---- Information supplied
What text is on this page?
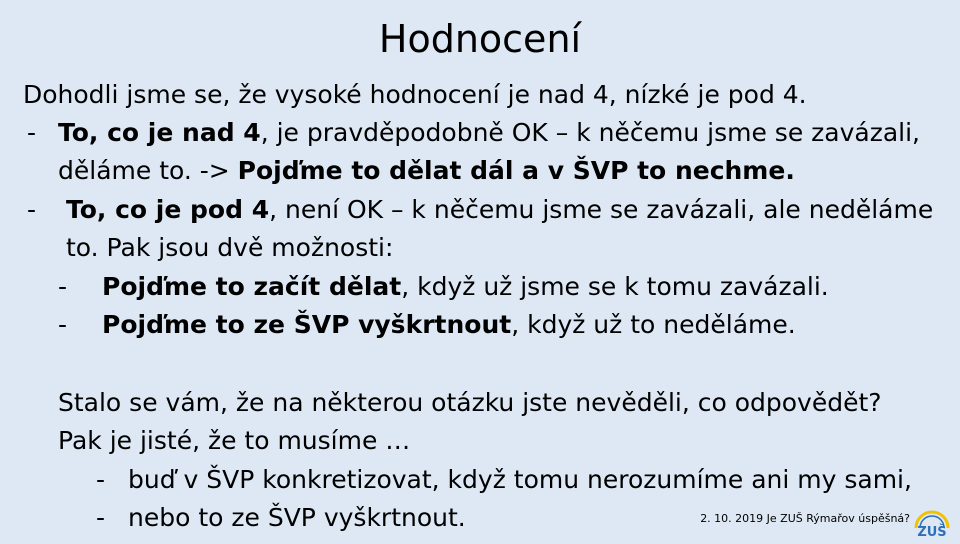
Hodnocení
Dohodli jsme se, že vysoké hodnocení je nad 4, nízké je pod 4.
- To, co je nad 4, je pravděpodobně OK – k něčemu jsme se zavázali,
děláme to. -> Pojďme to dělat dál a v ŠVP to nechme.
- To, co je pod 4, není OK – k něčemu jsme se zavázali, ale neděláme
to. Pak jsou dvě možnosti:
- Pojďme to začít dělat, když už jsme se k tomu zavázali.
- Pojďme to ze ŠVP vyškrtnout, když už to neděláme.
Stalo se vám, že na některou otázku jste nevěděli, co odpovědět?
Pak je jisté, že to musíme …
- buď v ŠVP konkretizovat, když tomu nerozumíme ani my sami,
- nebo to ze ŠVP vyškrtnout.	2. 10. 2019 Je ZUŠ Rýmařov úspěšná?
ZUŠ
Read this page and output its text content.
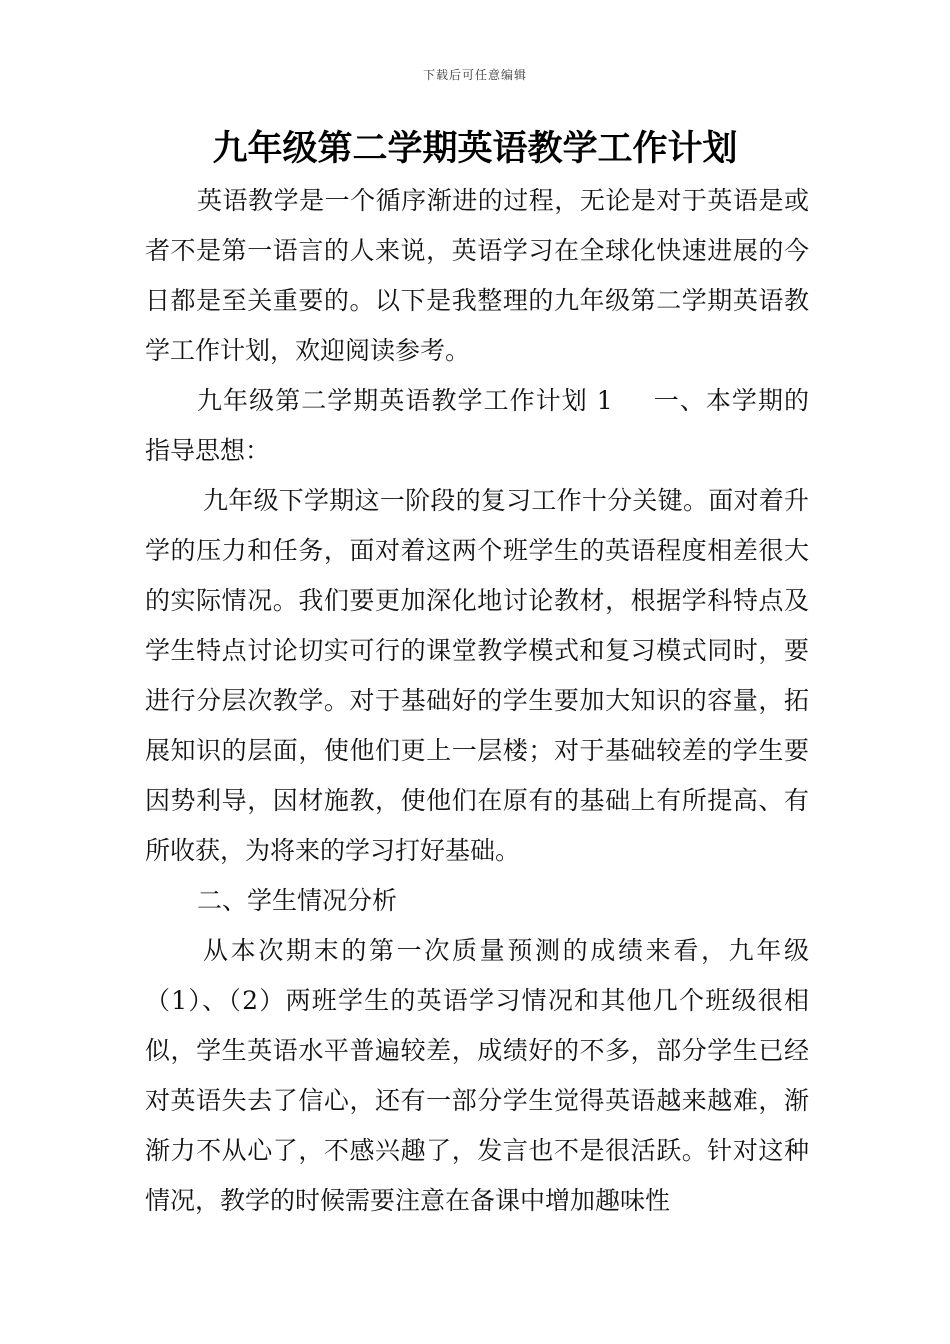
下载后可任意编辑
九年级第二学期英语教学工作计划

英语教学是一个循序渐进的过程，无论是对于英语是或者不是第一语言的人来说，英语学习在全球化快速进展的今日都是至关重要的。以下是我整理的九年级第二学期英语教学工作计划，欢迎阅读参考。

九年级第二学期英语教学工作计划 1 一、本学期的指导思想：

九年级下学期这一阶段的复习工作十分关键。面对着升学的压力和任务，面对着这两个班学生的英语程度相差很大的实际情况。我们要更加深化地讨论教材，根据学科特点及学生特点讨论切实可行的课堂教学模式和复习模式同时，要进行分层次教学。对于基础好的学生要加大知识的容量，拓展知识的层面，使他们更上一层楼；对于基础较差的学生要因势利导，因材施教，使他们在原有的基础上有所提高、有所收获，为将来的学习打好基础。

二、学生情况分析

从本次期末的第一次质量预测的成绩来看，九年级（1）、（2）两班学生的英语学习情况和其他几个班级很相似，学生英语水平普遍较差，成绩好的不多，部分学生已经对英语失去了信心，还有一部分学生觉得英语越来越难，渐渐力不从心了，不感兴趣了，发言也不是很活跃。针对这种情况，教学的时候需要注意在备课中增加趣味性
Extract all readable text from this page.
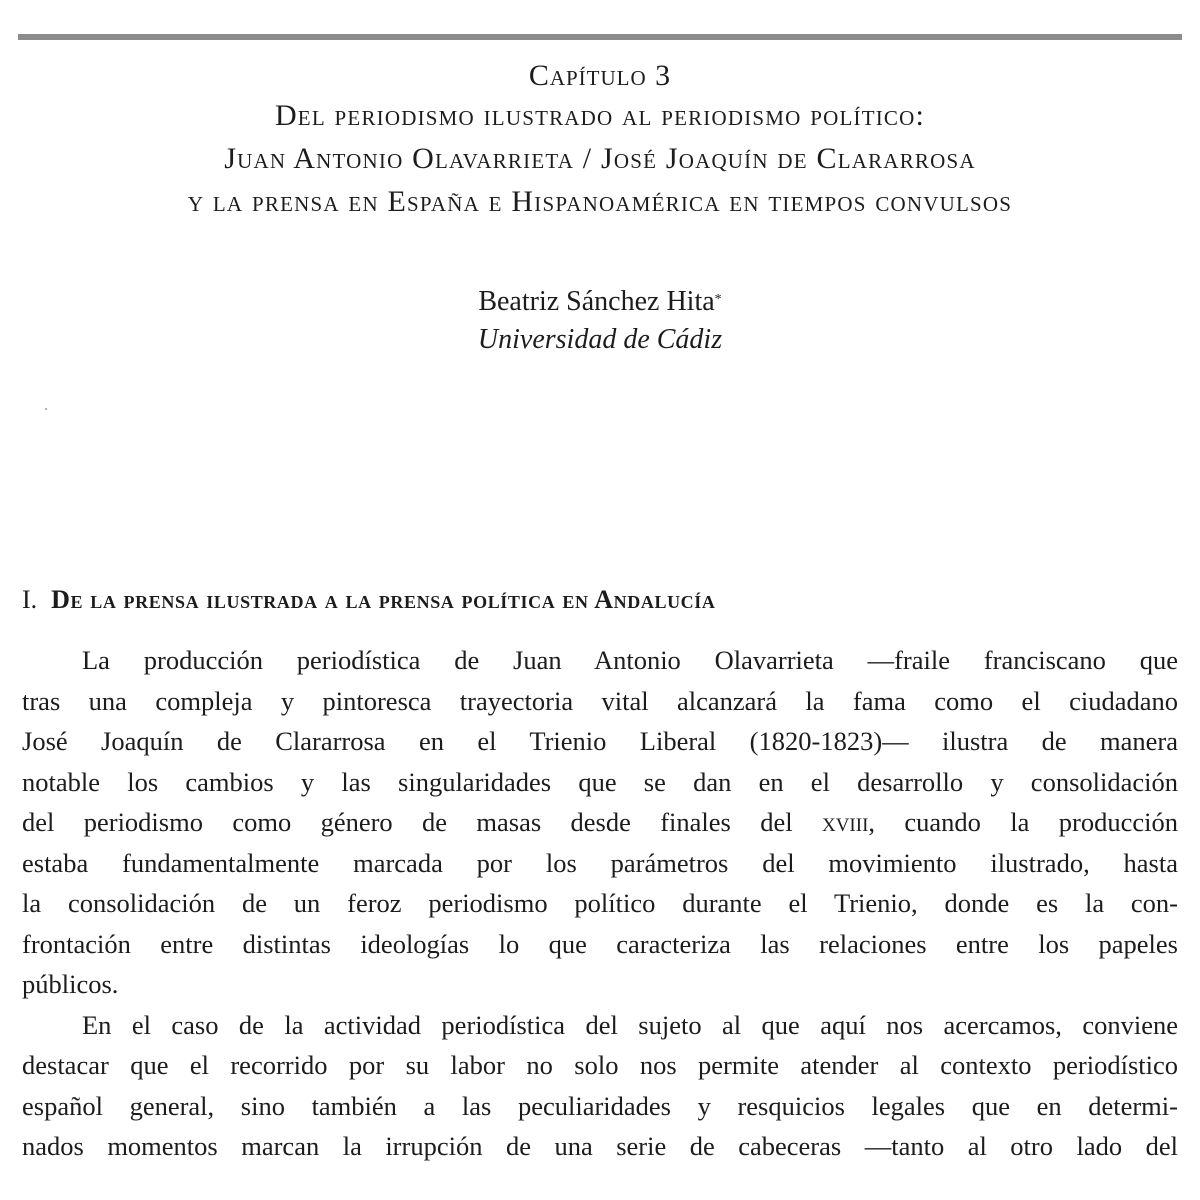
Capítulo 3
Del periodismo ilustrado al periodismo político:
Juan Antonio Olavarrieta / José Joaquín de Clararrosa
y la prensa en España e Hispanoamérica en tiempos convulsos
Beatriz Sánchez Hita*
Universidad de Cádiz
I. De la prensa ilustrada a la prensa política en Andalucía
La producción periodística de Juan Antonio Olavarrieta —fraile franciscano que
tras una compleja y pintoresca trayectoria vital alcanzará la fama como el ciudadano
José Joaquín de Clararrosa en el Trienio Liberal (1820-1823)— ilustra de manera
notable los cambios y las singularidades que se dan en el desarrollo y consolidación
del periodismo como género de masas desde finales del xviii, cuando la producción
estaba fundamentalmente marcada por los parámetros del movimiento ilustrado, hasta
la consolidación de un feroz periodismo político durante el Trienio, donde es la con-
frontación entre distintas ideologías lo que caracteriza las relaciones entre los papeles
públicos.
En el caso de la actividad periodística del sujeto al que aquí nos acercamos, conviene
destacar que el recorrido por su labor no solo nos permite atender al contexto periodístico
español general, sino también a las peculiaridades y resquicios legales que en determi-
nados momentos marcan la irrupción de una serie de cabeceras —tanto al otro lado del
--------
- **Work instructions**: Quote each record exactly as it stands, minus the pictures.

- **Response**:
What text is on this page?
Hodnocení
Dohodli jsme se, že vysoké hodnocení je nad 4, nízké je pod 4.
- To, co je nad 4, je pravděpodobně OK – k něčemu jsme se zavázali,
děláme to. -> Pojďme to dělat dál a v ŠVP to nechme.
- To, co je pod 4, není OK – k něčemu jsme se zavázali, ale neděláme
to. Pak jsou dvě možnosti:
- Pojďme to začít dělat, když už jsme se k tomu zavázali.
- Pojďme to ze ŠVP vyškrtnout, když už to neděláme.
Stalo se vám, že na některou otázku jste nevěděli, co odpovědět?
Pak je jisté, že to musíme …
- buď v ŠVP konkretizovat, když tomu nerozumíme ani my sami,
- nebo to ze ŠVP vyškrtnout.	2. 10. 2019 Je ZUŠ Rýmařov úspěšná?
ZUŠ
Read this page and output its text content.
下载后可任意编辑
九年级第二学期英语教学工作计划

英语教学是一个循序渐进的过程，无论是对于英语是或者不是第一语言的人来说，英语学习在全球化快速进展的今日都是至关重要的。以下是我整理的九年级第二学期英语教学工作计划，欢迎阅读参考。

九年级第二学期英语教学工作计划 1 一、本学期的指导思想：

九年级下学期这一阶段的复习工作十分关键。面对着升学的压力和任务，面对着这两个班学生的英语程度相差很大的实际情况。我们要更加深化地讨论教材，根据学科特点及学生特点讨论切实可行的课堂教学模式和复习模式同时，要进行分层次教学。对于基础好的学生要加大知识的容量，拓展知识的层面，使他们更上一层楼；对于基础较差的学生要因势利导，因材施教，使他们在原有的基础上有所提高、有所收获，为将来的学习打好基础。

二、学生情况分析

从本次期末的第一次质量预测的成绩来看，九年级（1）、（2）两班学生的英语学习情况和其他几个班级很相似，学生英语水平普遍较差，成绩好的不多，部分学生已经对英语失去了信心，还有一部分学生觉得英语越来越难，渐渐力不从心了，不感兴趣了，发言也不是很活跃。针对这种情况，教学的时候需要注意在备课中增加趣味性
Extract all readable text from this page.
Capítulo 3
Del periodismo ilustrado al periodismo político:
Juan Antonio Olavarrieta / José Joaquín de Clararrosa
y la prensa en España e Hispanoamérica en tiempos convulsos
Beatriz Sánchez Hita*
Universidad de Cádiz
I. De la prensa ilustrada a la prensa política en Andalucía
La producción periodística de Juan Antonio Olavarrieta —fraile franciscano que
tras una compleja y pintoresca trayectoria vital alcanzará la fama como el ciudadano
José Joaquín de Clararrosa en el Trienio Liberal (1820-1823)— ilustra de manera
notable los cambios y las singularidades que se dan en el desarrollo y consolidación
del periodismo como género de masas desde finales del xviii, cuando la producción
estaba fundamentalmente marcada por los parámetros del movimiento ilustrado, hasta
la consolidación de un feroz periodismo político durante el Trienio, donde es la con-
frontación entre distintas ideologías lo que caracteriza las relaciones entre los papeles
públicos.
En el caso de la actividad periodística del sujeto al que aquí nos acercamos, conviene
destacar que el recorrido por su labor no solo nos permite atender al contexto periodístico
español general, sino también a las peculiaridades y resquicios legales que en determi-
nados momentos marcan la irrupción de una serie de cabeceras —tanto al otro lado del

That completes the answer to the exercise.